** What is being asked **
Repeat each line exactly, leaving nothing out.

* begin Provided records *

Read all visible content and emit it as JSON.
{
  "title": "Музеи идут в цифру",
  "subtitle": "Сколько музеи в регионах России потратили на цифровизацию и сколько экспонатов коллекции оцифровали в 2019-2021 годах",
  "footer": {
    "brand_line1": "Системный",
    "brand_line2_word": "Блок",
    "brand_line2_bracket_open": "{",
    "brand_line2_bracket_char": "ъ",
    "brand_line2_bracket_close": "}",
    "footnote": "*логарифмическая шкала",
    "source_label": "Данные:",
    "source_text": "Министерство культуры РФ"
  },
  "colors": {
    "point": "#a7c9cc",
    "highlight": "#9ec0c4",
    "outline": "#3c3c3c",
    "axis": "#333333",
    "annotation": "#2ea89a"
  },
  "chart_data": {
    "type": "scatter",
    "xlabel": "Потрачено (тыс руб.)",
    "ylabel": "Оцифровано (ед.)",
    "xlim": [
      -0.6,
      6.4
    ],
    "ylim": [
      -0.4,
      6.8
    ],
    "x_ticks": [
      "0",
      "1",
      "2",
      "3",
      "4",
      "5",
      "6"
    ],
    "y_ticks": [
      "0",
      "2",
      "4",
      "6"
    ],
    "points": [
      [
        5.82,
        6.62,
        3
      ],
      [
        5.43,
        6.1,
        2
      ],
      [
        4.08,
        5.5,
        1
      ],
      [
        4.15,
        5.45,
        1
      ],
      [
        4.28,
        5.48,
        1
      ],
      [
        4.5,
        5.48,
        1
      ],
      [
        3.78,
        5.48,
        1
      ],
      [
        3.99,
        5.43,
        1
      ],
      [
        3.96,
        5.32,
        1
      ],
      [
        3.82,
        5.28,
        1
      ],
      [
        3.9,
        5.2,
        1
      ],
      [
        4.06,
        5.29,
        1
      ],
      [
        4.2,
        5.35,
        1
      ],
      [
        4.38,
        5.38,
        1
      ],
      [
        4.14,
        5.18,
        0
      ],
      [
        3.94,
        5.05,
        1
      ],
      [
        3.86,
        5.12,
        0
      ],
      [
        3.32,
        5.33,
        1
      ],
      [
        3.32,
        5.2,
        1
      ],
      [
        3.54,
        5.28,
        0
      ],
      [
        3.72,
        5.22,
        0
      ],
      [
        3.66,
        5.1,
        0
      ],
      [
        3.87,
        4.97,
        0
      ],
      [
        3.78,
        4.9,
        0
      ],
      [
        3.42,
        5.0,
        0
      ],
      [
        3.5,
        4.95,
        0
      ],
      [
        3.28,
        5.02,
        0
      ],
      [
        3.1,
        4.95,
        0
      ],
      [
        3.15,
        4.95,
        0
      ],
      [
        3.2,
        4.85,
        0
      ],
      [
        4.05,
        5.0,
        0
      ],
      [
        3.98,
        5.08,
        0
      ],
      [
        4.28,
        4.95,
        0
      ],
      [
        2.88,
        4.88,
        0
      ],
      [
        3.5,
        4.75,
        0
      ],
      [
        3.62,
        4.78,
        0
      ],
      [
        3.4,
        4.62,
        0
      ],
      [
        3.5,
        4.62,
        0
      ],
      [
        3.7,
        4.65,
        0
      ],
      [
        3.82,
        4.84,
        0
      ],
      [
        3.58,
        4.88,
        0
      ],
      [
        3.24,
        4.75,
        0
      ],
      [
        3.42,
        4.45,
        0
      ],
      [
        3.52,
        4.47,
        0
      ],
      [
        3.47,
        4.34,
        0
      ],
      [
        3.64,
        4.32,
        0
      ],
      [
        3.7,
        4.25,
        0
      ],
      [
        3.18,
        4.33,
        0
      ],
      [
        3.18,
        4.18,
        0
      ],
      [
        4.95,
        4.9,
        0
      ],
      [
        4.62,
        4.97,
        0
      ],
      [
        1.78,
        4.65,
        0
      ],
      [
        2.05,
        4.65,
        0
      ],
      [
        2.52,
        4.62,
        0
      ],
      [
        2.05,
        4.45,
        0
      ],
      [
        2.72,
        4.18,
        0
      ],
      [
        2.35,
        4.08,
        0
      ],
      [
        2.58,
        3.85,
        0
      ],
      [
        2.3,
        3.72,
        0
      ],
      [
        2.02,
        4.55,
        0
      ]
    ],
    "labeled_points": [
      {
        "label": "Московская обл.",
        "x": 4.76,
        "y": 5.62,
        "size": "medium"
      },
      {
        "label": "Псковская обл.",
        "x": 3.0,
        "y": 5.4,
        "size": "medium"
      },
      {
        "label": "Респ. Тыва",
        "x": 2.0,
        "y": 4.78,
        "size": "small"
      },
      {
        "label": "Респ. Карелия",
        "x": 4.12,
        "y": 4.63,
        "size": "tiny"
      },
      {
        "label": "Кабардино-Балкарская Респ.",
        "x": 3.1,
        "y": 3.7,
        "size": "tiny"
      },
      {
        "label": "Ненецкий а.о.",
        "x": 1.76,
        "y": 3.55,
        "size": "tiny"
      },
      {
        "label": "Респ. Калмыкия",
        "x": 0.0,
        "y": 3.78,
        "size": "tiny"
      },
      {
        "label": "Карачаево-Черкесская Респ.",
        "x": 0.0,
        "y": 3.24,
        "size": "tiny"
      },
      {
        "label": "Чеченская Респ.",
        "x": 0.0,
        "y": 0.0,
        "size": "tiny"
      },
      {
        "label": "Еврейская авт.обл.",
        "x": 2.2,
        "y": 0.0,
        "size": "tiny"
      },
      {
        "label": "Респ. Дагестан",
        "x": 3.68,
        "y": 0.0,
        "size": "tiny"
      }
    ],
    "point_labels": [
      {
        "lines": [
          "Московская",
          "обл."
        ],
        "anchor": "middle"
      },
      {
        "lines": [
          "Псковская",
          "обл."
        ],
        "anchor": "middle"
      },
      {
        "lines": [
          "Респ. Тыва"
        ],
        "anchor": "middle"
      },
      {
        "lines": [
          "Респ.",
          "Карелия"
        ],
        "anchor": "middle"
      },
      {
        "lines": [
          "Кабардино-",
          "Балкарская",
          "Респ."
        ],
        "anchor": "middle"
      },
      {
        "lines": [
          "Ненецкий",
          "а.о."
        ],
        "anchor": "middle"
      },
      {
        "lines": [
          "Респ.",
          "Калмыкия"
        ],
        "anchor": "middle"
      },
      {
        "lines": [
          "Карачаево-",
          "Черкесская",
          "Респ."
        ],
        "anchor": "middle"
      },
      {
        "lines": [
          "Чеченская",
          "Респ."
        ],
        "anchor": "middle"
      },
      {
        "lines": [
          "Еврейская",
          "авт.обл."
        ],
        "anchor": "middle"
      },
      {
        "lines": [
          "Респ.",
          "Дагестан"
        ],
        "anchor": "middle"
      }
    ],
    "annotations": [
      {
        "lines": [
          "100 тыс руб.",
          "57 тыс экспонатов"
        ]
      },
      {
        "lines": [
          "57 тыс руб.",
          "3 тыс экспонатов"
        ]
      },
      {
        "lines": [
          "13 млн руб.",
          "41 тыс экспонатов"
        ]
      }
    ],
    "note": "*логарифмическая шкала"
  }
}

* end Provided records *

** Complete response **
Read all visible content and emit it as JSON.
{
  "title": "Музеи идут в цифру",
  "subtitle": "Сколько музеи в регионах России потратили на цифровизацию и сколько экспонатов коллекции оцифровали в 2019-2021 годах",
  "footer": {
    "brand_line1": "Системный",
    "brand_line2_word": "Блок",
    "brand_line2_bracket_open": "{",
    "brand_line2_bracket_char": "ъ",
    "brand_line2_bracket_close": "}",
    "footnote": "*логарифмическая шкала",
    "source_label": "Данные:",
    "source_text": "Министерство культуры РФ"
  },
  "colors": {
    "point": "#a7c9cc",
    "highlight": "#9ec0c4",
    "outline": "#3c3c3c",
    "axis": "#333333",
    "annotation": "#2ea89a"
  },
  "chart_data": {
    "type": "scatter",
    "xlabel": "Потрачено (тыс руб.)",
    "ylabel": "Оцифровано (ед.)",
    "xlim": [
      -0.6,
      6.4
    ],
    "ylim": [
      -0.4,
      6.8
    ],
    "x_ticks": [
      "0",
      "1",
      "2",
      "3",
      "4",
      "5",
      "6"
    ],
    "y_ticks": [
      "0",
      "2",
      "4",
      "6"
    ],
    "points": [
      [
        5.82,
        6.62,
        3
      ],
      [
        5.43,
        6.1,
        2
      ],
      [
        4.08,
        5.5,
        1
      ],
      [
        4.15,
        5.45,
        1
      ],
      [
        4.28,
        5.48,
        1
      ],
      [
        4.5,
        5.48,
        1
      ],
      [
        3.78,
        5.48,
        1
      ],
      [
        3.99,
        5.43,
        1
      ],
      [
        3.96,
        5.32,
        1
      ],
      [
        3.82,
        5.28,
        1
      ],
      [
        3.9,
        5.2,
        1
      ],
      [
        4.06,
        5.29,
        1
      ],
      [
        4.2,
        5.35,
        1
      ],
      [
        4.38,
        5.38,
        1
      ],
      [
        4.14,
        5.18,
        0
      ],
      [
        3.94,
        5.05,
        1
      ],
      [
        3.86,
        5.12,
        0
      ],
      [
        3.32,
        5.33,
        1
      ],
      [
        3.32,
        5.2,
        1
      ],
      [
        3.54,
        5.28,
        0
      ],
      [
        3.72,
        5.22,
        0
      ],
      [
        3.66,
        5.1,
        0
      ],
      [
        3.87,
        4.97,
        0
      ],
      [
        3.78,
        4.9,
        0
      ],
      [
        3.42,
        5.0,
        0
      ],
      [
        3.5,
        4.95,
        0
      ],
      [
        3.28,
        5.02,
        0
      ],
      [
        3.1,
        4.95,
        0
      ],
      [
        3.15,
        4.95,
        0
      ],
      [
        3.2,
        4.85,
        0
      ],
      [
        4.05,
        5.0,
        0
      ],
      [
        3.98,
        5.08,
        0
      ],
      [
        4.28,
        4.95,
        0
      ],
      [
        2.88,
        4.88,
        0
      ],
      [
        3.5,
        4.75,
        0
      ],
      [
        3.62,
        4.78,
        0
      ],
      [
        3.4,
        4.62,
        0
      ],
      [
        3.5,
        4.62,
        0
      ],
      [
        3.7,
        4.65,
        0
      ],
      [
        3.82,
        4.84,
        0
      ],
      [
        3.58,
        4.88,
        0
      ],
      [
        3.24,
        4.75,
        0
      ],
      [
        3.42,
        4.45,
        0
      ],
      [
        3.52,
        4.47,
        0
      ],
      [
        3.47,
        4.34,
        0
      ],
      [
        3.64,
        4.32,
        0
      ],
      [
        3.7,
        4.25,
        0
      ],
      [
        3.18,
        4.33,
        0
      ],
      [
        3.18,
        4.18,
        0
      ],
      [
        4.95,
        4.9,
        0
      ],
      [
        4.62,
        4.97,
        0
      ],
      [
        1.78,
        4.65,
        0
      ],
      [
        2.05,
        4.65,
        0
      ],
      [
        2.52,
        4.62,
        0
      ],
      [
        2.05,
        4.45,
        0
      ],
      [
        2.72,
        4.18,
        0
      ],
      [
        2.35,
        4.08,
        0
      ],
      [
        2.58,
        3.85,
        0
      ],
      [
        2.3,
        3.72,
        0
      ],
      [
        2.02,
        4.55,
        0
      ]
    ],
    "labeled_points": [
      {
        "label": "Московская обл.",
        "x": 4.76,
        "y": 5.62,
        "size": "medium"
      },
      {
        "label": "Псковская обл.",
        "x": 3.0,
        "y": 5.4,
        "size": "medium"
      },
      {
        "label": "Респ. Тыва",
        "x": 2.0,
        "y": 4.78,
        "size": "small"
      },
      {
        "label": "Респ. Карелия",
        "x": 4.12,
        "y": 4.63,
        "size": "tiny"
      },
      {
        "label": "Кабардино-Балкарская Респ.",
        "x": 3.1,
        "y": 3.7,
        "size": "tiny"
      },
      {
        "label": "Ненецкий а.о.",
        "x": 1.76,
        "y": 3.55,
        "size": "tiny"
      },
      {
        "label": "Респ. Калмыкия",
        "x": 0.0,
        "y": 3.78,
        "size": "tiny"
      },
      {
        "label": "Карачаево-Черкесская Респ.",
        "x": 0.0,
        "y": 3.24,
        "size": "tiny"
      },
      {
        "label": "Чеченская Респ.",
        "x": 0.0,
        "y": 0.0,
        "size": "tiny"
      },
      {
        "label": "Еврейская авт.обл.",
        "x": 2.2,
        "y": 0.0,
        "size": "tiny"
      },
      {
        "label": "Респ. Дагестан",
        "x": 3.68,
        "y": 0.0,
        "size": "tiny"
      }
    ],
    "point_labels": [
      {
        "lines": [
          "Московская",
          "обл."
        ],
        "anchor": "middle"
      },
      {
        "lines": [
          "Псковская",
          "обл."
        ],
        "anchor": "middle"
      },
      {
        "lines": [
          "Респ. Тыва"
        ],
        "anchor": "middle"
      },
      {
        "lines": [
          "Респ.",
          "Карелия"
        ],
        "anchor": "middle"
      },
      {
        "lines": [
          "Кабардино-",
          "Балкарская",
          "Респ."
        ],
        "anchor": "middle"
      },
      {
        "lines": [
          "Ненецкий",
          "а.о."
        ],
        "anchor": "middle"
      },
      {
        "lines": [
          "Респ.",
          "Калмыкия"
        ],
        "anchor": "middle"
      },
      {
        "lines": [
          "Карачаево-",
          "Черкесская",
          "Респ."
        ],
        "anchor": "middle"
      },
      {
        "lines": [
          "Чеченская",
          "Респ."
        ],
        "anchor": "middle"
      },
      {
        "lines": [
          "Еврейская",
          "авт.обл."
        ],
        "anchor": "middle"
      },
      {
        "lines": [
          "Респ.",
          "Дагестан"
        ],
        "anchor": "middle"
      }
    ],
    "annotations": [
      {
        "lines": [
          "100 тыс руб.",
          "57 тыс экспонатов"
        ]
      },
      {
        "lines": [
          "57 тыс руб.",
          "3 тыс экспонатов"
        ]
      },
      {
        "lines": [
          "13 млн руб.",
          "41 тыс экспонатов"
        ]
      }
    ],
    "note": "*логарифмическая шкала"
  }
}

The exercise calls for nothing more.